## EXERCISE DETAILS
Set down each entry exactly as given; pictures should not appear in the copy.
═════ RECORDS PROVIDED ═════
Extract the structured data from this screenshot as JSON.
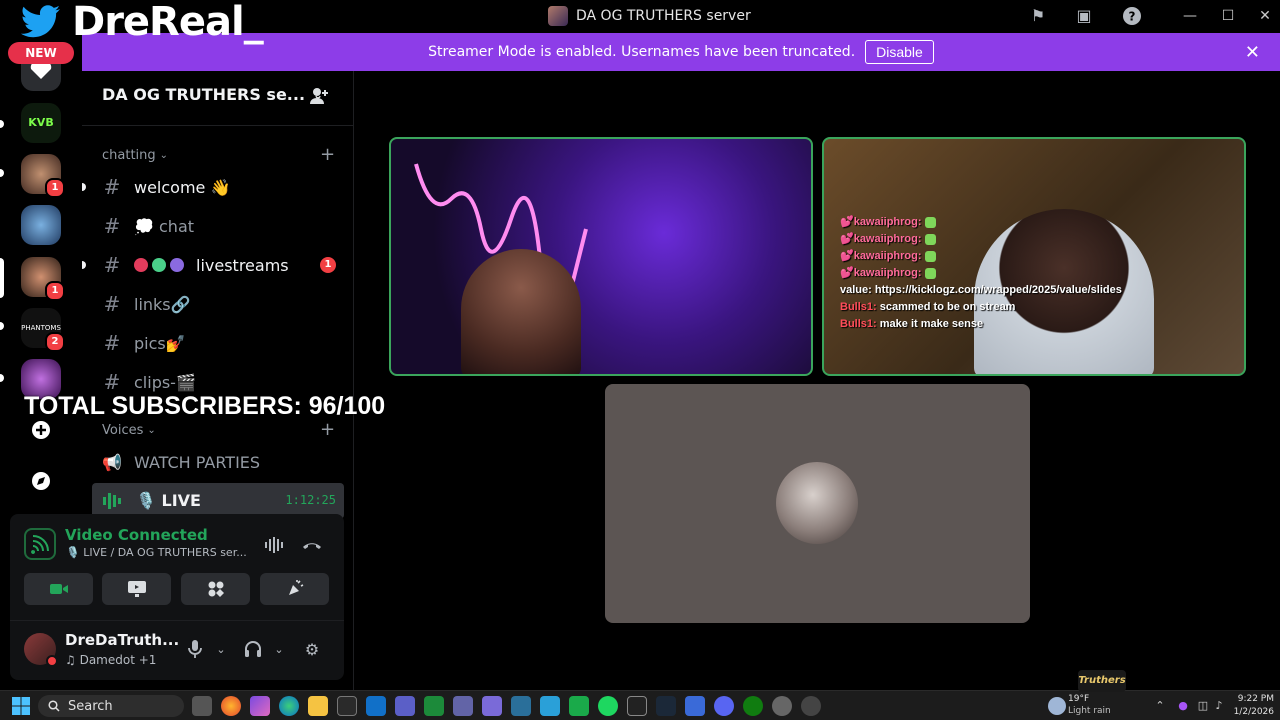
{
  "window": {
    "title": "DA OG TRUTHERS server"
  },
  "overlay": {
    "brand_name": "DreReal_",
    "new_badge": "NEW",
    "subscribers": "TOTAL SUBSCRIBERS: 96/100",
    "corner_logo": "Truthers"
  },
  "banner": {
    "message": "Streamer Mode is enabled. Usernames have been truncated.",
    "disable_label": "Disable"
  },
  "rail": {
    "servers": [
      {
        "name": "server-1",
        "badge": ""
      },
      {
        "name": "KVB",
        "label": "KVB",
        "badge": ""
      },
      {
        "name": "server-3",
        "badge": "1"
      },
      {
        "name": "server-4",
        "badge": ""
      },
      {
        "name": "server-5",
        "badge": "1"
      },
      {
        "name": "PHANTOMS",
        "label": "PHANTOMS",
        "badge": "2"
      },
      {
        "name": "server-7",
        "badge": ""
      }
    ]
  },
  "sidebar": {
    "server_name": "DA OG TRUTHERS se...",
    "categories": {
      "chatting": "chatting",
      "voices": "Voices"
    },
    "channels": [
      {
        "name": "welcome 👋",
        "unread": true,
        "badge": ""
      },
      {
        "name": "💭 chat",
        "unread": false,
        "badge": ""
      },
      {
        "name": "livestreams",
        "unread": true,
        "badge": "1"
      },
      {
        "name": "links🔗",
        "unread": false,
        "badge": ""
      },
      {
        "name": "pics💅",
        "unread": false,
        "badge": ""
      },
      {
        "name": "clips-🎬",
        "unread": false,
        "badge": ""
      }
    ],
    "voice_channels": {
      "watch_parties": "WATCH PARTIES",
      "live_label": "🎙️ LIVE",
      "live_timer": "1:12:25"
    }
  },
  "voice_panel": {
    "status": "Video Connected",
    "location": "🎙️ LIVE / DA OG TRUTHERS ser..."
  },
  "user": {
    "name": "DreDaTruth...",
    "status": "♫ Damedot +1"
  },
  "stream_chat": [
    {
      "user": "💕kawaiiphrog:",
      "msg": "",
      "emote": true,
      "cls": "u1"
    },
    {
      "user": "💕kawaiiphrog:",
      "msg": "",
      "emote": true,
      "cls": "u1"
    },
    {
      "user": "💕kawaiiphrog:",
      "msg": "",
      "emote": true,
      "cls": "u1"
    },
    {
      "user": "💕kawaiiphrog:",
      "msg": "",
      "emote": true,
      "cls": "u1"
    },
    {
      "user": "value:",
      "msg": "https://kicklogz.com/wrapped/2025/value/slides",
      "emote": false,
      "cls": "u2"
    },
    {
      "user": "Bulls1:",
      "msg": "scammed to be on stream",
      "emote": false,
      "cls": "u3"
    },
    {
      "user": "Bulls1:",
      "msg": "make it make sense",
      "emote": false,
      "cls": "u3"
    }
  ],
  "taskbar": {
    "search_label": "Search",
    "weather_temp": "19°F",
    "weather_desc": "Light rain",
    "time": "9:22 PM",
    "date": "1/2/2026"
  },
  "colors": {
    "banner": "#8d3de8",
    "connected": "#23a55a",
    "badge": "#f23f43",
    "speaking_border": "#3ba55c"
  }
}
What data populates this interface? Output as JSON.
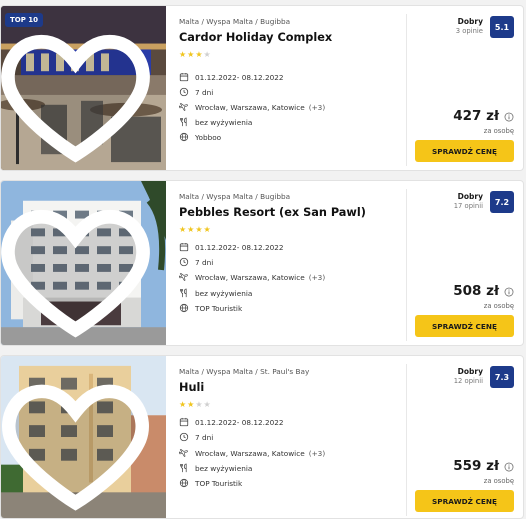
═════
## SOLVED EXERCISE
Extract the structured data from this screenshot as JSON.
{
  "window": {
    "title": "DA OG TRUTHERS server"
  },
  "overlay": {
    "brand_name": "DreReal_",
    "new_badge": "NEW",
    "subscribers": "TOTAL SUBSCRIBERS: 96/100",
    "corner_logo": "Truthers"
  },
  "banner": {
    "message": "Streamer Mode is enabled. Usernames have been truncated.",
    "disable_label": "Disable"
  },
  "rail": {
    "servers": [
      {
        "name": "server-1",
        "badge": ""
      },
      {
        "name": "KVB",
        "label": "KVB",
        "badge": ""
      },
      {
        "name": "server-3",
        "badge": "1"
      },
      {
        "name": "server-4",
        "badge": ""
      },
      {
        "name": "server-5",
        "badge": "1"
      },
      {
        "name": "PHANTOMS",
        "label": "PHANTOMS",
        "badge": "2"
      },
      {
        "name": "server-7",
        "badge": ""
      }
    ]
  },
  "sidebar": {
    "server_name": "DA OG TRUTHERS se...",
    "categories": {
      "chatting": "chatting",
      "voices": "Voices"
    },
    "channels": [
      {
        "name": "welcome 👋",
        "unread": true,
        "badge": ""
      },
      {
        "name": "💭 chat",
        "unread": false,
        "badge": ""
      },
      {
        "name": "livestreams",
        "unread": true,
        "badge": "1"
      },
      {
        "name": "links🔗",
        "unread": false,
        "badge": ""
      },
      {
        "name": "pics💅",
        "unread": false,
        "badge": ""
      },
      {
        "name": "clips-🎬",
        "unread": false,
        "badge": ""
      }
    ],
    "voice_channels": {
      "watch_parties": "WATCH PARTIES",
      "live_label": "🎙️ LIVE",
      "live_timer": "1:12:25"
    }
  },
  "voice_panel": {
    "status": "Video Connected",
    "location": "🎙️ LIVE / DA OG TRUTHERS ser..."
  },
  "user": {
    "name": "DreDaTruth...",
    "status": "♫ Damedot +1"
  },
  "stream_chat": [
    {
      "user": "💕kawaiiphrog:",
      "msg": "",
      "emote": true,
      "cls": "u1"
    },
    {
      "user": "💕kawaiiphrog:",
      "msg": "",
      "emote": true,
      "cls": "u1"
    },
    {
      "user": "💕kawaiiphrog:",
      "msg": "",
      "emote": true,
      "cls": "u1"
    },
    {
      "user": "💕kawaiiphrog:",
      "msg": "",
      "emote": true,
      "cls": "u1"
    },
    {
      "user": "value:",
      "msg": "https://kicklogz.com/wrapped/2025/value/slides",
      "emote": false,
      "cls": "u2"
    },
    {
      "user": "Bulls1:",
      "msg": "scammed to be on stream",
      "emote": false,
      "cls": "u3"
    },
    {
      "user": "Bulls1:",
      "msg": "make it make sense",
      "emote": false,
      "cls": "u3"
    }
  ],
  "taskbar": {
    "search_label": "Search",
    "weather_temp": "19°F",
    "weather_desc": "Light rain",
    "time": "9:22 PM",
    "date": "1/2/2026"
  },
  "colors": {
    "banner": "#8d3de8",
    "connected": "#23a55a",
    "badge": "#f23f43",
    "speaking_border": "#3ba55c"
  }
}
What data populates this interface? Output as JSON.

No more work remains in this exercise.